- What you will do: Restate the whole of the material. Keep every word, and drop the pictures.

──────

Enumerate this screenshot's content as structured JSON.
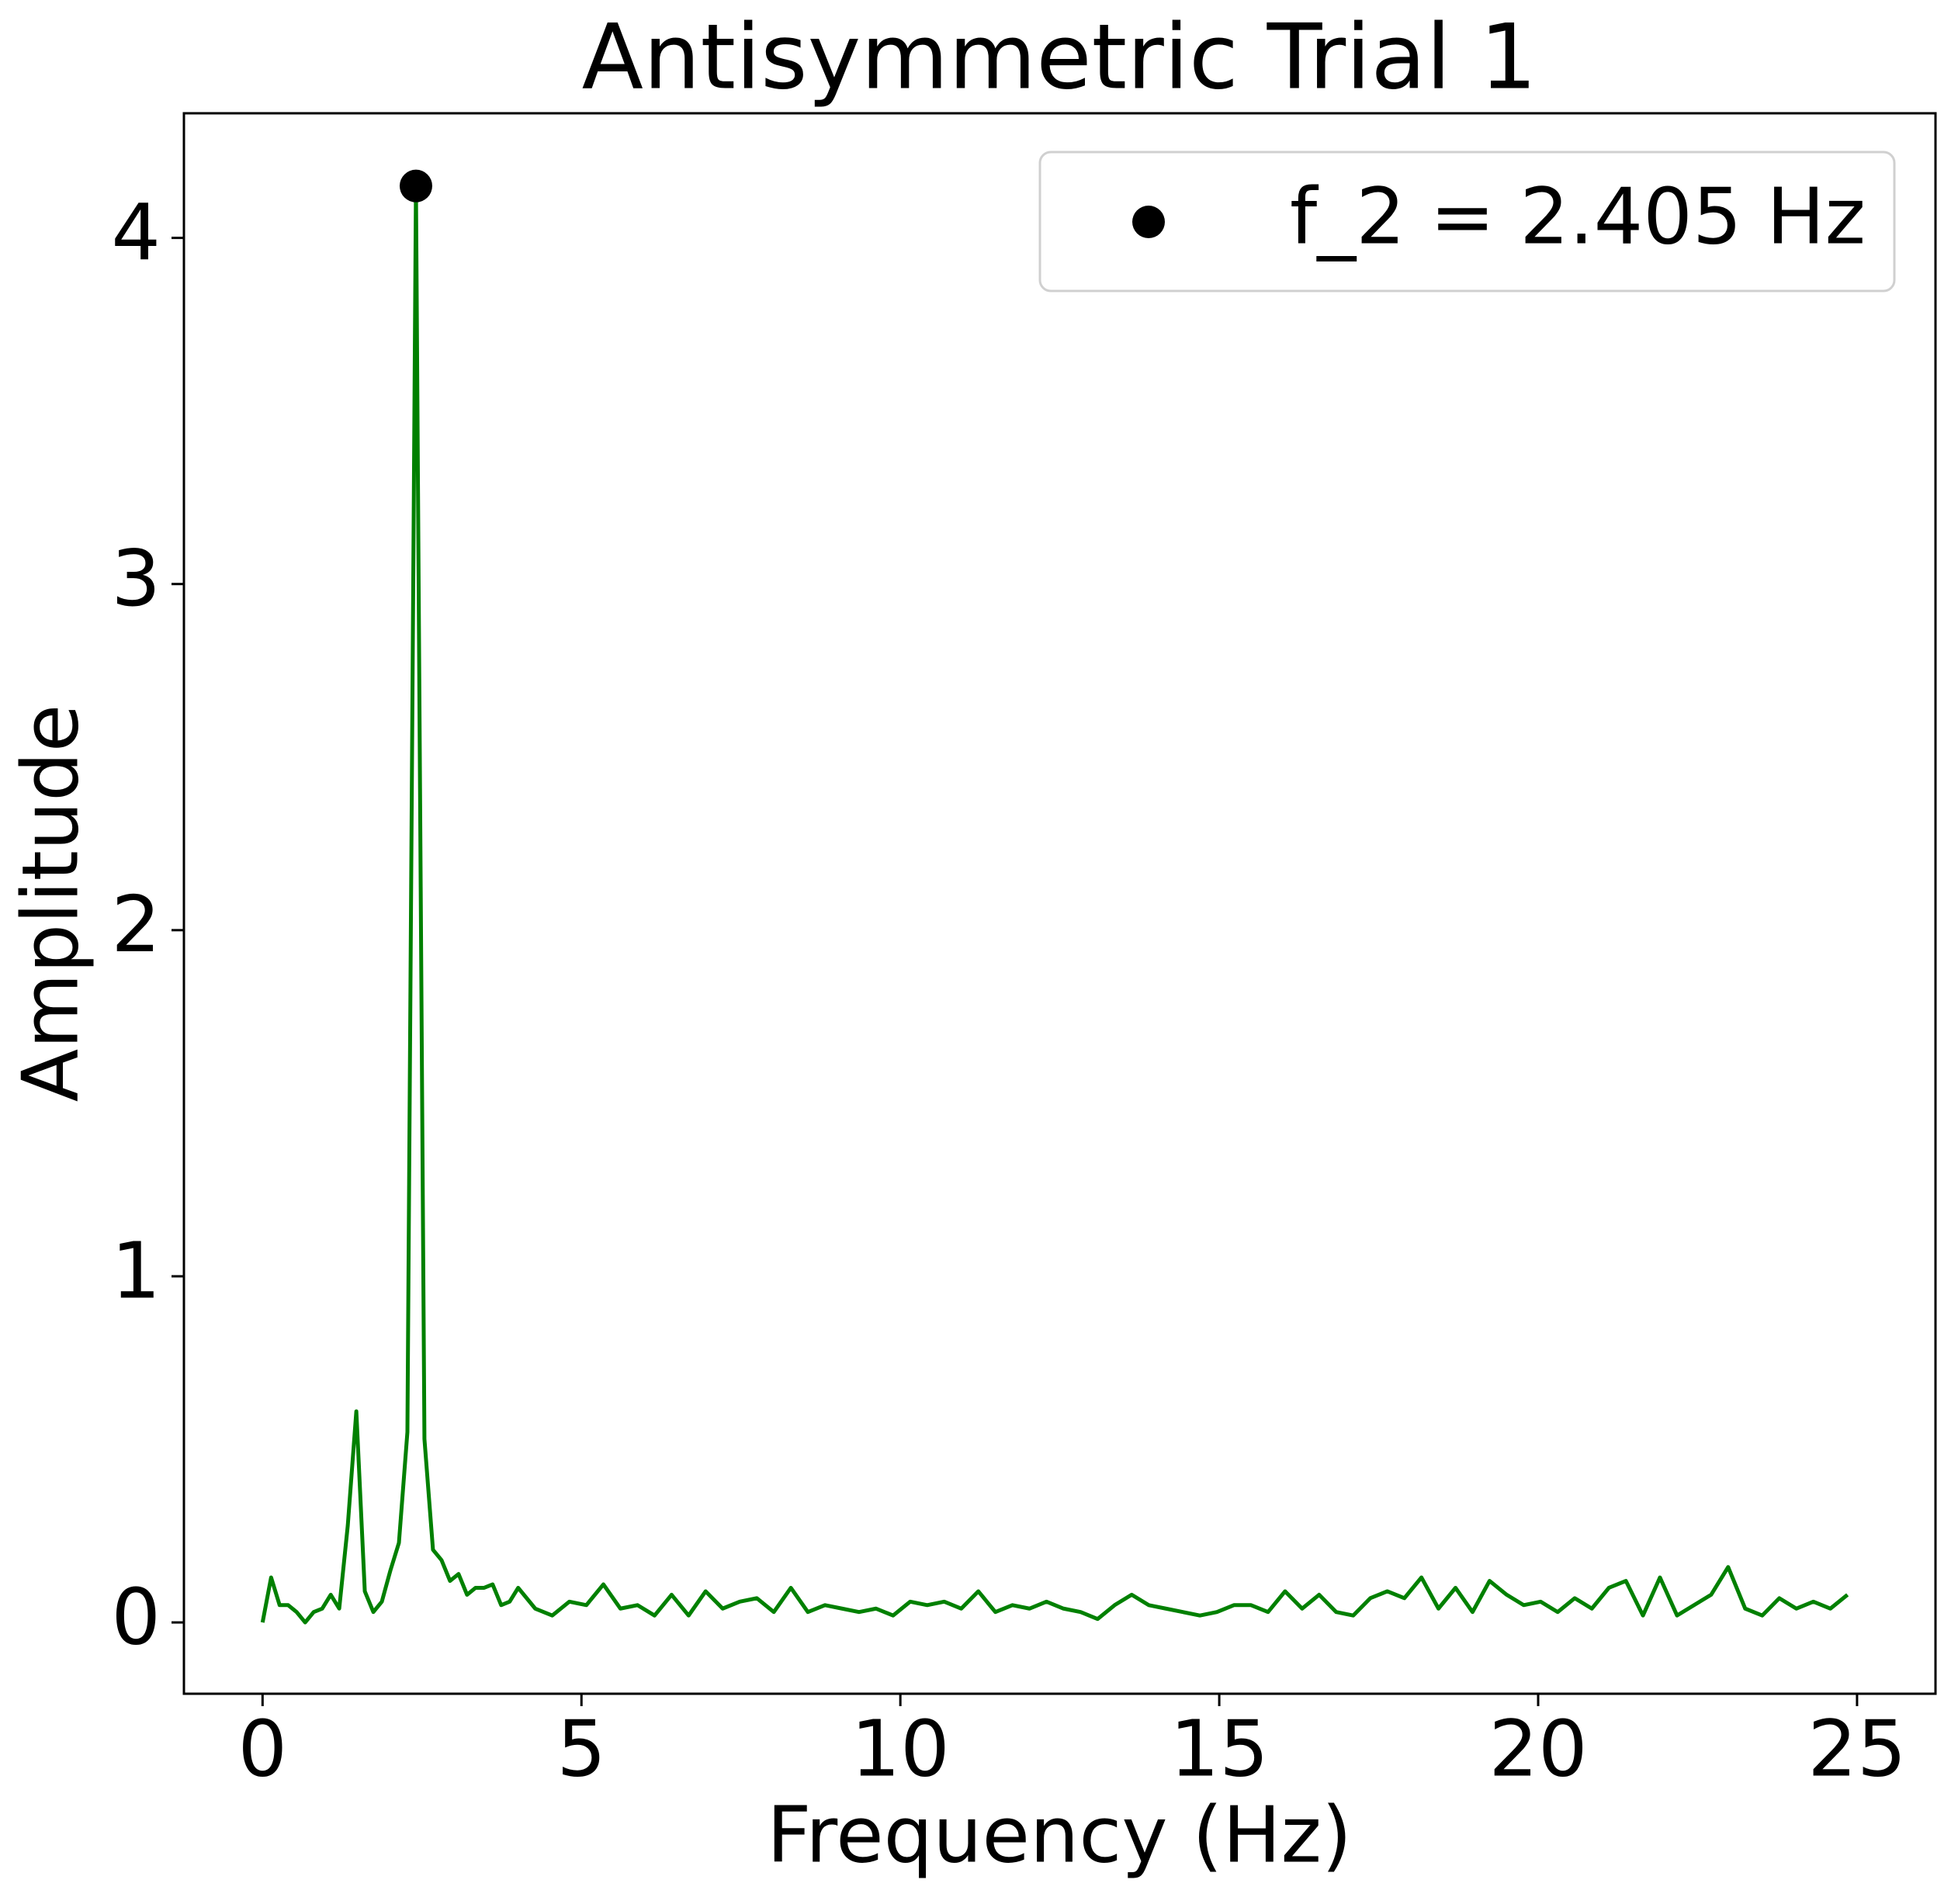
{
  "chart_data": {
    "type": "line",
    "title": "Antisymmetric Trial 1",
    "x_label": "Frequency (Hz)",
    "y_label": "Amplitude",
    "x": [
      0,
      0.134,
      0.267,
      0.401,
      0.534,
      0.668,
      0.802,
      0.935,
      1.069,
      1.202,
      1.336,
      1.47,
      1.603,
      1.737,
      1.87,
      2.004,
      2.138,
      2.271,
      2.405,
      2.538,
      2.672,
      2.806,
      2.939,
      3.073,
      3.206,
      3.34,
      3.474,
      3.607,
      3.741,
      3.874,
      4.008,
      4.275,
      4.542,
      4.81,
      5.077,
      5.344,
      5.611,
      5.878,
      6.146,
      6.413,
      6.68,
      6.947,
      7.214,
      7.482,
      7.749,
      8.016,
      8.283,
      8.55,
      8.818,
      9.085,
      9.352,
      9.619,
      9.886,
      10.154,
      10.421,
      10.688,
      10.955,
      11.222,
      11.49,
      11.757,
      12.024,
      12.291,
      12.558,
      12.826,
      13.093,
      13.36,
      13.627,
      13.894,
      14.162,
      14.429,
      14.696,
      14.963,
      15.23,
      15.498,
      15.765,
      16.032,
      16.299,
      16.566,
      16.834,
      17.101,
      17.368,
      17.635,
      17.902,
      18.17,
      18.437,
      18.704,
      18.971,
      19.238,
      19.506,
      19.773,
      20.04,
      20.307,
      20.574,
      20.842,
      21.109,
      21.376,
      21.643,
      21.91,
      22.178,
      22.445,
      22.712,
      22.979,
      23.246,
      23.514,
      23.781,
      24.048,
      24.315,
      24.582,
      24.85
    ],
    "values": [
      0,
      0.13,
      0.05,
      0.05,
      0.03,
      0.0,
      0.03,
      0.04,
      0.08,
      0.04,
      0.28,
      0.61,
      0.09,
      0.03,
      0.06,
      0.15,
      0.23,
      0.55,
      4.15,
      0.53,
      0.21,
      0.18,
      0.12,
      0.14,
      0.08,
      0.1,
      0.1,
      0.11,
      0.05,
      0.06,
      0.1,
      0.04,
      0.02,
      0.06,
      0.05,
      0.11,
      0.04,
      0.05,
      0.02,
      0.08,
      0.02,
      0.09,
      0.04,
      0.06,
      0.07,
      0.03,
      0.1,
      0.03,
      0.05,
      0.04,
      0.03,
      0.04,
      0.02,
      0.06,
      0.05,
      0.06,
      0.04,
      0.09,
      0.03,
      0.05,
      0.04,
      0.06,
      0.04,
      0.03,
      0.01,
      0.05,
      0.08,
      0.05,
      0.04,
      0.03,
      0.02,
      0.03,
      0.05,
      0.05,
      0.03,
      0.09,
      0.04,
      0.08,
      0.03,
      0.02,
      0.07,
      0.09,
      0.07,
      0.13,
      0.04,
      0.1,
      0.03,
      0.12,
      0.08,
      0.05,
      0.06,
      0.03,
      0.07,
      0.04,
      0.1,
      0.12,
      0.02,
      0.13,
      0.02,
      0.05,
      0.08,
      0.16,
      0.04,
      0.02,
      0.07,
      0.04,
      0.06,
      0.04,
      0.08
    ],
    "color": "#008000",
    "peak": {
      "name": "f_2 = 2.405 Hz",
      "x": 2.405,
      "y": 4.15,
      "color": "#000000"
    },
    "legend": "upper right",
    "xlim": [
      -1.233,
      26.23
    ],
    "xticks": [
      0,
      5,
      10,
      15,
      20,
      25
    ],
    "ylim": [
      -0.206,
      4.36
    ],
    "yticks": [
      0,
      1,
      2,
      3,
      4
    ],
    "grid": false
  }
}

──────

- Task result:
Enumerate this screenshot's content as structured JSON.
{
  "chart_data": {
    "type": "line",
    "title": "Antisymmetric Trial 1",
    "x_label": "Frequency (Hz)",
    "y_label": "Amplitude",
    "x": [
      0,
      0.134,
      0.267,
      0.401,
      0.534,
      0.668,
      0.802,
      0.935,
      1.069,
      1.202,
      1.336,
      1.47,
      1.603,
      1.737,
      1.87,
      2.004,
      2.138,
      2.271,
      2.405,
      2.538,
      2.672,
      2.806,
      2.939,
      3.073,
      3.206,
      3.34,
      3.474,
      3.607,
      3.741,
      3.874,
      4.008,
      4.275,
      4.542,
      4.81,
      5.077,
      5.344,
      5.611,
      5.878,
      6.146,
      6.413,
      6.68,
      6.947,
      7.214,
      7.482,
      7.749,
      8.016,
      8.283,
      8.55,
      8.818,
      9.085,
      9.352,
      9.619,
      9.886,
      10.154,
      10.421,
      10.688,
      10.955,
      11.222,
      11.49,
      11.757,
      12.024,
      12.291,
      12.558,
      12.826,
      13.093,
      13.36,
      13.627,
      13.894,
      14.162,
      14.429,
      14.696,
      14.963,
      15.23,
      15.498,
      15.765,
      16.032,
      16.299,
      16.566,
      16.834,
      17.101,
      17.368,
      17.635,
      17.902,
      18.17,
      18.437,
      18.704,
      18.971,
      19.238,
      19.506,
      19.773,
      20.04,
      20.307,
      20.574,
      20.842,
      21.109,
      21.376,
      21.643,
      21.91,
      22.178,
      22.445,
      22.712,
      22.979,
      23.246,
      23.514,
      23.781,
      24.048,
      24.315,
      24.582,
      24.85
    ],
    "values": [
      0,
      0.13,
      0.05,
      0.05,
      0.03,
      0.0,
      0.03,
      0.04,
      0.08,
      0.04,
      0.28,
      0.61,
      0.09,
      0.03,
      0.06,
      0.15,
      0.23,
      0.55,
      4.15,
      0.53,
      0.21,
      0.18,
      0.12,
      0.14,
      0.08,
      0.1,
      0.1,
      0.11,
      0.05,
      0.06,
      0.1,
      0.04,
      0.02,
      0.06,
      0.05,
      0.11,
      0.04,
      0.05,
      0.02,
      0.08,
      0.02,
      0.09,
      0.04,
      0.06,
      0.07,
      0.03,
      0.1,
      0.03,
      0.05,
      0.04,
      0.03,
      0.04,
      0.02,
      0.06,
      0.05,
      0.06,
      0.04,
      0.09,
      0.03,
      0.05,
      0.04,
      0.06,
      0.04,
      0.03,
      0.01,
      0.05,
      0.08,
      0.05,
      0.04,
      0.03,
      0.02,
      0.03,
      0.05,
      0.05,
      0.03,
      0.09,
      0.04,
      0.08,
      0.03,
      0.02,
      0.07,
      0.09,
      0.07,
      0.13,
      0.04,
      0.1,
      0.03,
      0.12,
      0.08,
      0.05,
      0.06,
      0.03,
      0.07,
      0.04,
      0.1,
      0.12,
      0.02,
      0.13,
      0.02,
      0.05,
      0.08,
      0.16,
      0.04,
      0.02,
      0.07,
      0.04,
      0.06,
      0.04,
      0.08
    ],
    "color": "#008000",
    "peak": {
      "name": "f_2 = 2.405 Hz",
      "x": 2.405,
      "y": 4.15,
      "color": "#000000"
    },
    "legend": "upper right",
    "xlim": [
      -1.233,
      26.23
    ],
    "xticks": [
      0,
      5,
      10,
      15,
      20,
      25
    ],
    "ylim": [
      -0.206,
      4.36
    ],
    "yticks": [
      0,
      1,
      2,
      3,
      4
    ],
    "grid": false
  }
}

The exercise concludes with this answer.